» **To do**: Output the records. Match them exactly.

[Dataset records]
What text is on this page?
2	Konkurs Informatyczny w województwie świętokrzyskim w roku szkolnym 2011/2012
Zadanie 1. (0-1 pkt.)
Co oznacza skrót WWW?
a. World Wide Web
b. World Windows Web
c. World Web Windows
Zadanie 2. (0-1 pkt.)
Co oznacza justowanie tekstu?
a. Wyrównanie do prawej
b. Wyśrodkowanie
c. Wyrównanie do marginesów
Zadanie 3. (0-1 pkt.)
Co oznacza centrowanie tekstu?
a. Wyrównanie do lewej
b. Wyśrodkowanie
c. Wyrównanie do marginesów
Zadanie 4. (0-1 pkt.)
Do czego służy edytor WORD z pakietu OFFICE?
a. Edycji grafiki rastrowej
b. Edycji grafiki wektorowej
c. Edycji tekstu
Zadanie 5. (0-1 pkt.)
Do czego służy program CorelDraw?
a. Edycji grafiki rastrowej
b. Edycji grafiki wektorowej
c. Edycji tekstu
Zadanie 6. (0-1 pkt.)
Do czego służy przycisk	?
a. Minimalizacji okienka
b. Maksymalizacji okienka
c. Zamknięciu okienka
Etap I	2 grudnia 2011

» **Exercise output**:
What text is on this page?
2	Konkurs Informatyczny w województwie świętokrzyskim w roku szkolnym 2011/2012
Zadanie 1. (0-1 pkt.)
Co oznacza skrót WWW?
a. World Wide Web
b. World Windows Web
c. World Web Windows
Zadanie 2. (0-1 pkt.)
Co oznacza justowanie tekstu?
a. Wyrównanie do prawej
b. Wyśrodkowanie
c. Wyrównanie do marginesów
Zadanie 3. (0-1 pkt.)
Co oznacza centrowanie tekstu?
a. Wyrównanie do lewej
b. Wyśrodkowanie
c. Wyrównanie do marginesów
Zadanie 4. (0-1 pkt.)
Do czego służy edytor WORD z pakietu OFFICE?
a. Edycji grafiki rastrowej
b. Edycji grafiki wektorowej
c. Edycji tekstu
Zadanie 5. (0-1 pkt.)
Do czego służy program CorelDraw?
a. Edycji grafiki rastrowej
b. Edycji grafiki wektorowej
c. Edycji tekstu
Zadanie 6. (0-1 pkt.)
Do czego służy przycisk	?
a. Minimalizacji okienka
b. Maksymalizacji okienka
c. Zamknięciu okienka
Etap I	2 grudnia 2011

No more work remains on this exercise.